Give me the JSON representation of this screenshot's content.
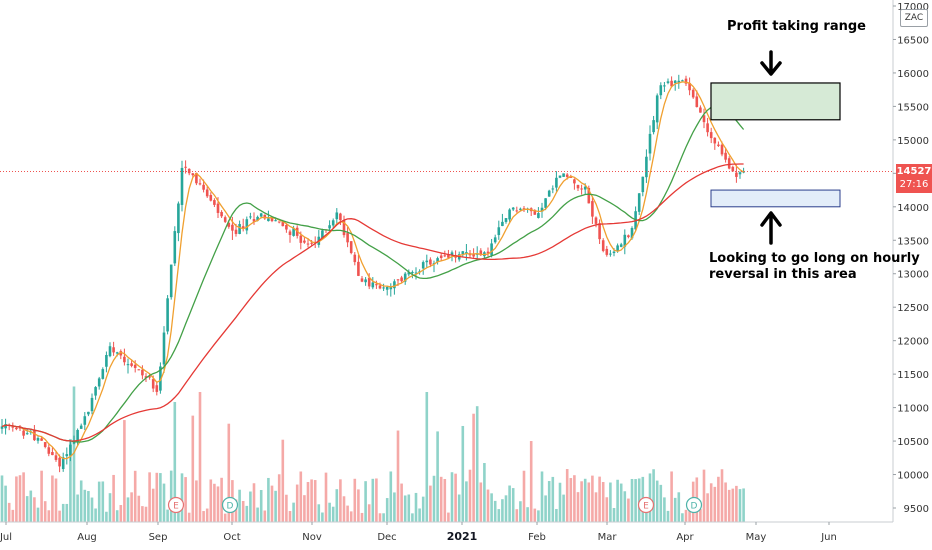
{
  "chart_data": {
    "type": "candlestick",
    "ticker": "ZAC",
    "ylim": [
      9200,
      17000
    ],
    "y_ticks": [
      9500,
      10000,
      10500,
      11000,
      11500,
      12000,
      12500,
      13000,
      13500,
      14000,
      14500,
      15000,
      15500,
      16000,
      16500,
      17000
    ],
    "x_labels": [
      "Jul",
      "Aug",
      "Sep",
      "Oct",
      "Nov",
      "Dec",
      "2021",
      "Feb",
      "Mar",
      "Apr",
      "May",
      "Jun"
    ],
    "last_price": "14527",
    "countdown": "27:16",
    "up_color": "#26a69a",
    "down_color": "#ef5350",
    "ma_fast_color": "#f0a030",
    "ma_mid_color": "#43a047",
    "ma_slow_color": "#e53935",
    "ohlc_anchors": [
      {
        "label": "Jul",
        "close": 10700
      },
      {
        "label": "mid-Jul",
        "close": 10600
      },
      {
        "label": "late-Jul",
        "close": 10150
      },
      {
        "label": "Aug",
        "close": 10900
      },
      {
        "label": "mid-Aug",
        "close": 11950
      },
      {
        "label": "late-Aug",
        "close": 11600
      },
      {
        "label": "Sep",
        "close": 11300
      },
      {
        "label": "mid-Sep",
        "close": 14700
      },
      {
        "label": "late-Sep",
        "close": 14150
      },
      {
        "label": "Oct",
        "close": 13600
      },
      {
        "label": "mid-Oct",
        "close": 13900
      },
      {
        "label": "late-Oct",
        "close": 13700
      },
      {
        "label": "Nov",
        "close": 13400
      },
      {
        "label": "mid-Nov",
        "close": 13900
      },
      {
        "label": "late-Nov",
        "close": 12900
      },
      {
        "label": "Dec",
        "close": 12750
      },
      {
        "label": "mid-Dec",
        "close": 13050
      },
      {
        "label": "late-Dec",
        "close": 13200
      },
      {
        "label": "2021",
        "close": 13300
      },
      {
        "label": "mid-Jan",
        "close": 13300
      },
      {
        "label": "late-Jan",
        "close": 14000
      },
      {
        "label": "Feb",
        "close": 13900
      },
      {
        "label": "mid-Feb",
        "close": 14500
      },
      {
        "label": "late-Feb",
        "close": 14300
      },
      {
        "label": "Mar",
        "close": 13200
      },
      {
        "label": "mid-Mar",
        "close": 13700
      },
      {
        "label": "late-Mar",
        "close": 15800
      },
      {
        "label": "Apr",
        "close": 15900
      },
      {
        "label": "mid-Apr",
        "close": 15100
      },
      {
        "label": "late-Apr",
        "close": 14527
      }
    ],
    "earnings_markers": [
      {
        "letter": "E",
        "near": "Sep"
      },
      {
        "letter": "D",
        "near": "Oct"
      },
      {
        "letter": "E",
        "near": "Mar"
      },
      {
        "letter": "D",
        "near": "Apr"
      }
    ]
  },
  "annotations": {
    "profit_label": "Profit taking range",
    "long_label_line1": "Looking to go long on hourly",
    "long_label_line2": "reversal in this area",
    "profit_zone": [
      15300,
      15850
    ],
    "long_zone": [
      14000,
      14250
    ]
  }
}
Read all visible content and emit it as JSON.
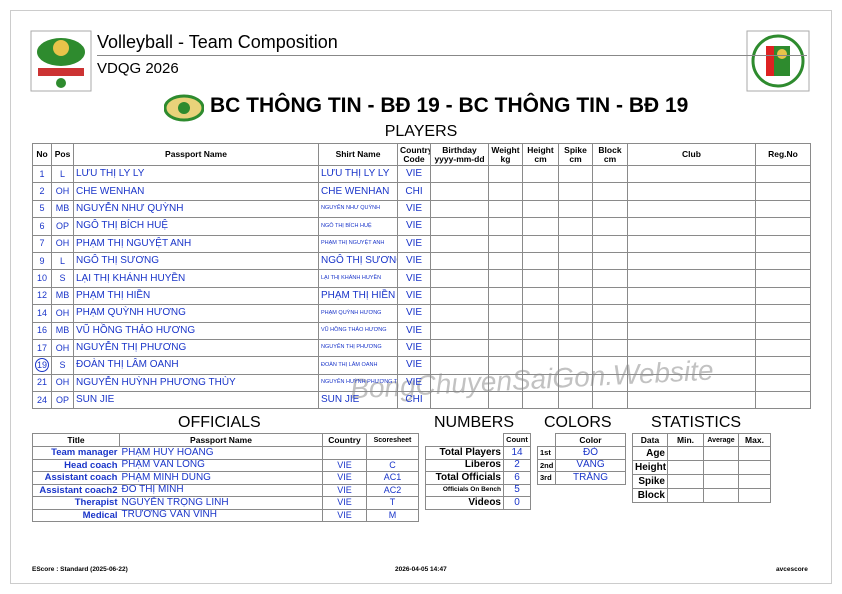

------------

## [SET TASK]
Working from the entries above, return all lines that contain "content".

## [ANSWER TO THE PROBLEM]
Give me the JSON representation of this screenshot's content.
Read all visible content and emit it as JSON.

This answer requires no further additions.